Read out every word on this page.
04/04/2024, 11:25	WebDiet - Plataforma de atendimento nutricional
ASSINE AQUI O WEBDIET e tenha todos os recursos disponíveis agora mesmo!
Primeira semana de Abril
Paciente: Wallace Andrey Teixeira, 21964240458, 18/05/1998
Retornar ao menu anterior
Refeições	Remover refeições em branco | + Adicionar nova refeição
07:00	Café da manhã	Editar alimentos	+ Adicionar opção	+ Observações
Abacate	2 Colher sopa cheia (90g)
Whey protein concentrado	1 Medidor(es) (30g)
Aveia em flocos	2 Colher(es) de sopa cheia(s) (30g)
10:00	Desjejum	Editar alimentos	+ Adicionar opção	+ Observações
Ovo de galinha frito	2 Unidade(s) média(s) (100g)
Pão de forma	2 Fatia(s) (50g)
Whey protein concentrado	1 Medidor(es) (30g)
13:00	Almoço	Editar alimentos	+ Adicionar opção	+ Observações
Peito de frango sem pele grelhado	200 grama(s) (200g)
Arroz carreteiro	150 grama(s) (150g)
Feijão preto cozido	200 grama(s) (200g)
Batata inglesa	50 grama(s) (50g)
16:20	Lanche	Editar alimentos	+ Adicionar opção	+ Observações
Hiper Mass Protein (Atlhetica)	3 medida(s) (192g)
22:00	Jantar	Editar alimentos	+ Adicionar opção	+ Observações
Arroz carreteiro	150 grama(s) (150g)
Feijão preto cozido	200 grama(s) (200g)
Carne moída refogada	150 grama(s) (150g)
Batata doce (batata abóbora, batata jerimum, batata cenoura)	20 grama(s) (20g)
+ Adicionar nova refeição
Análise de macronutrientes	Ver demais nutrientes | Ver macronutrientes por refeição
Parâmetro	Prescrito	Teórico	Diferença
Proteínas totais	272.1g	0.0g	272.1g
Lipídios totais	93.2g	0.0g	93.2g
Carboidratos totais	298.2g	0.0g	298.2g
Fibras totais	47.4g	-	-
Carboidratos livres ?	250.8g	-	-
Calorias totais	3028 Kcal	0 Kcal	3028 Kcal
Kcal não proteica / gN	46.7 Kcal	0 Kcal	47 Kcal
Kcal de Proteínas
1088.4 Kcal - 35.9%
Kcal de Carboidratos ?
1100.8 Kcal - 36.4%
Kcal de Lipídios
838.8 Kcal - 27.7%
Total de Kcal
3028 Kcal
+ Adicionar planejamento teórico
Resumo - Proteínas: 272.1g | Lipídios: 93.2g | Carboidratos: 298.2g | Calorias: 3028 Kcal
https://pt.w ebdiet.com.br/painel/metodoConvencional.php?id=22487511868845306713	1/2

** Exercise prompt **
Repeat every line of the material exactly.

** Exercise answer **
Read out every word on this page.
04/04/2024, 11:25	WebDiet - Plataforma de atendimento nutricional
ASSINE AQUI O WEBDIET e tenha todos os recursos disponíveis agora mesmo!
Primeira semana de Abril
Paciente: Wallace Andrey Teixeira, 21964240458, 18/05/1998
Retornar ao menu anterior
Refeições	Remover refeições em branco | + Adicionar nova refeição
07:00	Café da manhã	Editar alimentos	+ Adicionar opção	+ Observações
Abacate	2 Colher sopa cheia (90g)
Whey protein concentrado	1 Medidor(es) (30g)
Aveia em flocos	2 Colher(es) de sopa cheia(s) (30g)
10:00	Desjejum	Editar alimentos	+ Adicionar opção	+ Observações
Ovo de galinha frito	2 Unidade(s) média(s) (100g)
Pão de forma	2 Fatia(s) (50g)
Whey protein concentrado	1 Medidor(es) (30g)
13:00	Almoço	Editar alimentos	+ Adicionar opção	+ Observações
Peito de frango sem pele grelhado	200 grama(s) (200g)
Arroz carreteiro	150 grama(s) (150g)
Feijão preto cozido	200 grama(s) (200g)
Batata inglesa	50 grama(s) (50g)
16:20	Lanche	Editar alimentos	+ Adicionar opção	+ Observações
Hiper Mass Protein (Atlhetica)	3 medida(s) (192g)
22:00	Jantar	Editar alimentos	+ Adicionar opção	+ Observações
Arroz carreteiro	150 grama(s) (150g)
Feijão preto cozido	200 grama(s) (200g)
Carne moída refogada	150 grama(s) (150g)
Batata doce (batata abóbora, batata jerimum, batata cenoura)	20 grama(s) (20g)
+ Adicionar nova refeição
Análise de macronutrientes	Ver demais nutrientes | Ver macronutrientes por refeição
Parâmetro	Prescrito	Teórico	Diferença
Proteínas totais	272.1g	0.0g	272.1g
Lipídios totais	93.2g	0.0g	93.2g
Carboidratos totais	298.2g	0.0g	298.2g
Fibras totais	47.4g	-	-
Carboidratos livres ?	250.8g	-	-
Calorias totais	3028 Kcal	0 Kcal	3028 Kcal
Kcal não proteica / gN	46.7 Kcal	0 Kcal	47 Kcal
Kcal de Proteínas
1088.4 Kcal - 35.9%
Kcal de Carboidratos ?
1100.8 Kcal - 36.4%
Kcal de Lipídios
838.8 Kcal - 27.7%
Total de Kcal
3028 Kcal
+ Adicionar planejamento teórico
Resumo - Proteínas: 272.1g | Lipídios: 93.2g | Carboidratos: 298.2g | Calorias: 3028 Kcal
https://pt.w ebdiet.com.br/painel/metodoConvencional.php?id=22487511868845306713	1/2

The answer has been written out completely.